▸ **What the task requires**
What follows is a set of records; repeat all of them exactly.

▸ **Recorded data**
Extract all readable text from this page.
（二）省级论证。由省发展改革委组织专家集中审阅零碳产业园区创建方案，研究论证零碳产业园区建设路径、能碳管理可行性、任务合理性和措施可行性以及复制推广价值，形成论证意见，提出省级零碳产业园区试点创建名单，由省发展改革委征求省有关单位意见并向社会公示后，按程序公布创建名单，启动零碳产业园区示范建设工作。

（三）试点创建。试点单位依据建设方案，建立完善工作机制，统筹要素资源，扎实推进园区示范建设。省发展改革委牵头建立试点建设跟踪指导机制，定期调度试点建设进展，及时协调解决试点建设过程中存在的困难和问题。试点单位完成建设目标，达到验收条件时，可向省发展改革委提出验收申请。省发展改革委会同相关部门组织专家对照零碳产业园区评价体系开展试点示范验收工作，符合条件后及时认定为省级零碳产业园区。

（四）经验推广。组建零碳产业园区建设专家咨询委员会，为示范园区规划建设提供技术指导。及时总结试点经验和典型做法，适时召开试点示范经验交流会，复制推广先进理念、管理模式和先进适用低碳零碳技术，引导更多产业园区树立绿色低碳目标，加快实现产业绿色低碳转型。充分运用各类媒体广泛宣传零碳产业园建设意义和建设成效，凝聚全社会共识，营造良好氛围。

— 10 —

▸ **Task answer**
Extract all readable text from this page.
（二）省级论证。由省发展改革委组织专家集中审阅零碳产业园区创建方案，研究论证零碳产业园区建设路径、能碳管理可行性、任务合理性和措施可行性以及复制推广价值，形成论证意见，提出省级零碳产业园区试点创建名单，由省发展改革委征求省有关单位意见并向社会公示后，按程序公布创建名单，启动零碳产业园区示范建设工作。

（三）试点创建。试点单位依据建设方案，建立完善工作机制，统筹要素资源，扎实推进园区示范建设。省发展改革委牵头建立试点建设跟踪指导机制，定期调度试点建设进展，及时协调解决试点建设过程中存在的困难和问题。试点单位完成建设目标，达到验收条件时，可向省发展改革委提出验收申请。省发展改革委会同相关部门组织专家对照零碳产业园区评价体系开展试点示范验收工作，符合条件后及时认定为省级零碳产业园区。

（四）经验推广。组建零碳产业园区建设专家咨询委员会，为示范园区规划建设提供技术指导。及时总结试点经验和典型做法，适时召开试点示范经验交流会，复制推广先进理念、管理模式和先进适用低碳零碳技术，引导更多产业园区树立绿色低碳目标，加快实现产业绿色低碳转型。充分运用各类媒体广泛宣传零碳产业园建设意义和建设成效，凝聚全社会共识，营造良好氛围。

— 10 —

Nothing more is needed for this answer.